-- START Dataset records --
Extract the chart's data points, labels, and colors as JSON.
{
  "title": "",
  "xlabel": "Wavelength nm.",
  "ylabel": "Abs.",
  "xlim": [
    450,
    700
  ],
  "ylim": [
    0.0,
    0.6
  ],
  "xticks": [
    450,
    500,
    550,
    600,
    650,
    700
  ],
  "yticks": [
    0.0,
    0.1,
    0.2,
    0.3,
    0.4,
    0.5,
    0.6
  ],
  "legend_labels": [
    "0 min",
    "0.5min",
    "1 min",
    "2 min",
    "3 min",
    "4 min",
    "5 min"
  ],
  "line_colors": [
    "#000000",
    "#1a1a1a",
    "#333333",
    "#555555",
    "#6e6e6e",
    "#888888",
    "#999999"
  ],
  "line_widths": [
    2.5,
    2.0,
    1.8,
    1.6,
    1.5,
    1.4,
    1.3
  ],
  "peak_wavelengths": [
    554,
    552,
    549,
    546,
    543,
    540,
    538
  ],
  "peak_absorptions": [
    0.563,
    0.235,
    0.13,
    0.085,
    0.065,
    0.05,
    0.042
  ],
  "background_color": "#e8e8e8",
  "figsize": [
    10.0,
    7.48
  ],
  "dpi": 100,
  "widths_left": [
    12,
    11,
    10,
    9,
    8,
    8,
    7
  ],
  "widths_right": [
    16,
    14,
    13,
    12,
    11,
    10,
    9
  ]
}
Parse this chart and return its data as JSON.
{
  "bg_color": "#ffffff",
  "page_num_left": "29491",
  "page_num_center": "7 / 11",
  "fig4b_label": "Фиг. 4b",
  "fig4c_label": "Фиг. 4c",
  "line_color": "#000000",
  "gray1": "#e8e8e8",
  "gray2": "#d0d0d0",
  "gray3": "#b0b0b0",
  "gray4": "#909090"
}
-- END Dataset records --
Write an exact transcription of every entry above.

Extract the chart's data points, labels, and colors as JSON.
{
  "title": "",
  "xlabel": "Wavelength nm.",
  "ylabel": "Abs.",
  "xlim": [
    450,
    700
  ],
  "ylim": [
    0.0,
    0.6
  ],
  "xticks": [
    450,
    500,
    550,
    600,
    650,
    700
  ],
  "yticks": [
    0.0,
    0.1,
    0.2,
    0.3,
    0.4,
    0.5,
    0.6
  ],
  "legend_labels": [
    "0 min",
    "0.5min",
    "1 min",
    "2 min",
    "3 min",
    "4 min",
    "5 min"
  ],
  "line_colors": [
    "#000000",
    "#1a1a1a",
    "#333333",
    "#555555",
    "#6e6e6e",
    "#888888",
    "#999999"
  ],
  "line_widths": [
    2.5,
    2.0,
    1.8,
    1.6,
    1.5,
    1.4,
    1.3
  ],
  "peak_wavelengths": [
    554,
    552,
    549,
    546,
    543,
    540,
    538
  ],
  "peak_absorptions": [
    0.563,
    0.235,
    0.13,
    0.085,
    0.065,
    0.05,
    0.042
  ],
  "background_color": "#e8e8e8",
  "figsize": [
    10.0,
    7.48
  ],
  "dpi": 100,
  "widths_left": [
    12,
    11,
    10,
    9,
    8,
    8,
    7
  ],
  "widths_right": [
    16,
    14,
    13,
    12,
    11,
    10,
    9
  ]
}
Parse this chart and return its data as JSON.
{
  "bg_color": "#ffffff",
  "page_num_left": "29491",
  "page_num_center": "7 / 11",
  "fig4b_label": "Фиг. 4b",
  "fig4c_label": "Фиг. 4c",
  "line_color": "#000000",
  "gray1": "#e8e8e8",
  "gray2": "#d0d0d0",
  "gray3": "#b0b0b0",
  "gray4": "#909090"
}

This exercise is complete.